Goal
Track down the lines that contain "GRANGE" and copy them.

Data listing
------
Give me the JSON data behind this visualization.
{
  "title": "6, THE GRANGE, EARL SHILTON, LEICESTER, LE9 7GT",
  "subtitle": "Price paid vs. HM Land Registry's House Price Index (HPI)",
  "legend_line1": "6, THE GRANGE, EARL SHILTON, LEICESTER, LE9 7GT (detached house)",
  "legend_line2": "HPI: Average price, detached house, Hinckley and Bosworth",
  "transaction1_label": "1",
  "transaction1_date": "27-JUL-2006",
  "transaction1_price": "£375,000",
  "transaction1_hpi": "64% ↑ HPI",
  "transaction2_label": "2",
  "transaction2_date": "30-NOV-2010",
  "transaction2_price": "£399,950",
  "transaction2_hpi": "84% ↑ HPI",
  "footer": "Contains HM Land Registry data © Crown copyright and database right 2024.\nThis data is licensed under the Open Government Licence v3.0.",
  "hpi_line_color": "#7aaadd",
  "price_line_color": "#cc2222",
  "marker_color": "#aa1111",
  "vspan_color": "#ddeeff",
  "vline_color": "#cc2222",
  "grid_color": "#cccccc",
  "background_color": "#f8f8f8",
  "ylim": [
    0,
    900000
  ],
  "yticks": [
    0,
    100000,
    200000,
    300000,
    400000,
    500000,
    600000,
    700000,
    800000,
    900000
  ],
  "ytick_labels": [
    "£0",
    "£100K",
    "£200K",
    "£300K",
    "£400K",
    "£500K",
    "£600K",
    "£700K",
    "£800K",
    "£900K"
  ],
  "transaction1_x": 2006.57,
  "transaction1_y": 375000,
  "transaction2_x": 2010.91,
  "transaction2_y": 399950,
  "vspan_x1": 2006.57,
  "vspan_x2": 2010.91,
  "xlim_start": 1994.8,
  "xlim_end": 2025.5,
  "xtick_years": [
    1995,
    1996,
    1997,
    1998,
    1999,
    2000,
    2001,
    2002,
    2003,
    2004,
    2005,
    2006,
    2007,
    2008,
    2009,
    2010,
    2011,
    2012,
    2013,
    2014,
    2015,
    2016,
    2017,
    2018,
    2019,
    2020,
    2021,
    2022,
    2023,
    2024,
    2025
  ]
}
------
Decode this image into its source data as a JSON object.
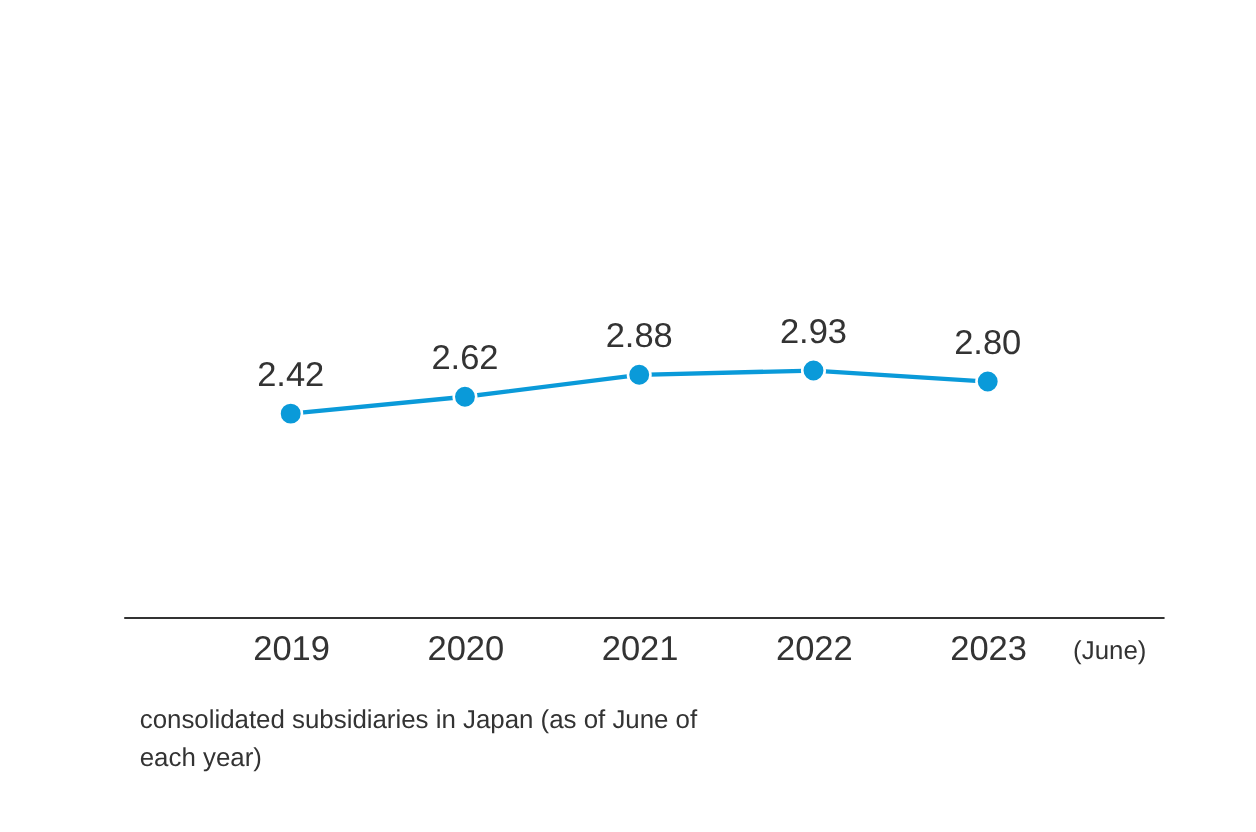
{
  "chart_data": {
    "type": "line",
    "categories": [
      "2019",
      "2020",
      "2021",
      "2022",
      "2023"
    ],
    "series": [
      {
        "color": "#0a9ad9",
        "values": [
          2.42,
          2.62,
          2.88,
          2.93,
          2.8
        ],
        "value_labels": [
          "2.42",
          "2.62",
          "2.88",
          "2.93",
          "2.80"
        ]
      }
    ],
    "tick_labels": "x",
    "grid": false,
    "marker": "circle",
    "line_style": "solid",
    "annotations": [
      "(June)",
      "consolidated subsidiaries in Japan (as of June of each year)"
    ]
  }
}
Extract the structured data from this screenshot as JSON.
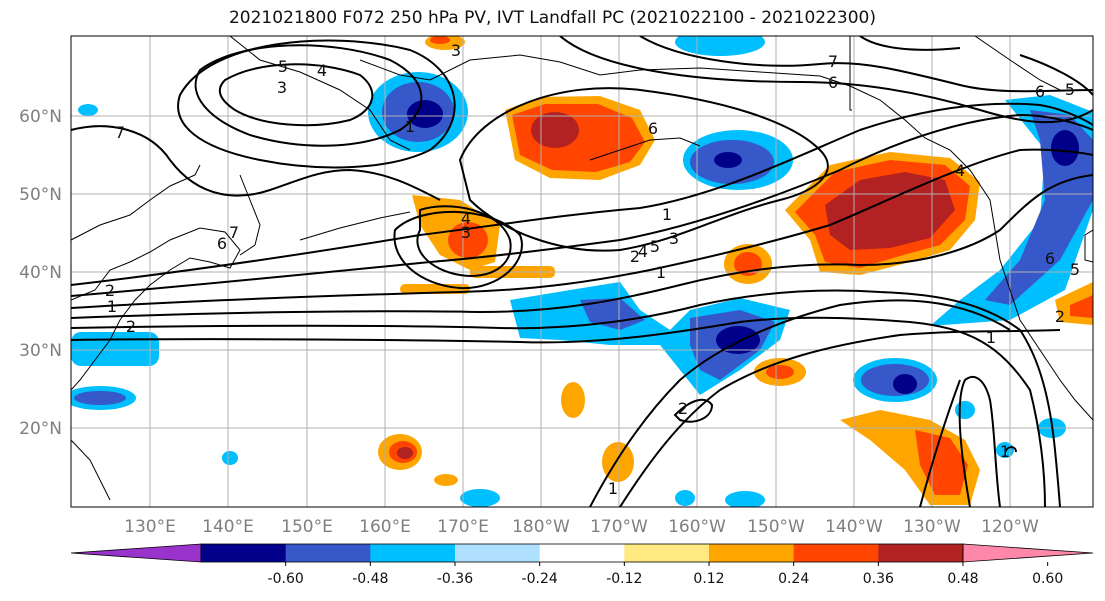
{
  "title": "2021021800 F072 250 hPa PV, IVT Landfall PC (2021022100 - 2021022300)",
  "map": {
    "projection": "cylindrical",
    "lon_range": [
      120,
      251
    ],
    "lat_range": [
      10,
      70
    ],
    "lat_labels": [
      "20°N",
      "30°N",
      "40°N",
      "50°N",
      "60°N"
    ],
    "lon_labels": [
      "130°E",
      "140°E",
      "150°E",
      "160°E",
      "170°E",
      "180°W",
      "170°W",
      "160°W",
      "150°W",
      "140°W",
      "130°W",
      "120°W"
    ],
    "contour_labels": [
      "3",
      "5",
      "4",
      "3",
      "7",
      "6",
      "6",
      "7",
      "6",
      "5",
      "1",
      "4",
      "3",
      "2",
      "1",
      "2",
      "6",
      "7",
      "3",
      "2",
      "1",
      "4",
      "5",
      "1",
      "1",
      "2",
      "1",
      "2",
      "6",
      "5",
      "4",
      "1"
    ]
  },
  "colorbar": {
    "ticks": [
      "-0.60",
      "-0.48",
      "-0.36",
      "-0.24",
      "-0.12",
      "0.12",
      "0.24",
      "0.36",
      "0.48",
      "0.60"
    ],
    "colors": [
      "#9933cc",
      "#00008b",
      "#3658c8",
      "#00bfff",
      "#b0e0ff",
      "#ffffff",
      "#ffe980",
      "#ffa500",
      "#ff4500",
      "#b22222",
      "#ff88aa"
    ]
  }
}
------
Full output
  "title": "6, THE GRANGE, EARL SHILTON, LEICESTER, LE9 7GT",
  "legend_line1": "6, THE GRANGE, EARL SHILTON, LEICESTER, LE9 7GT (detached house)",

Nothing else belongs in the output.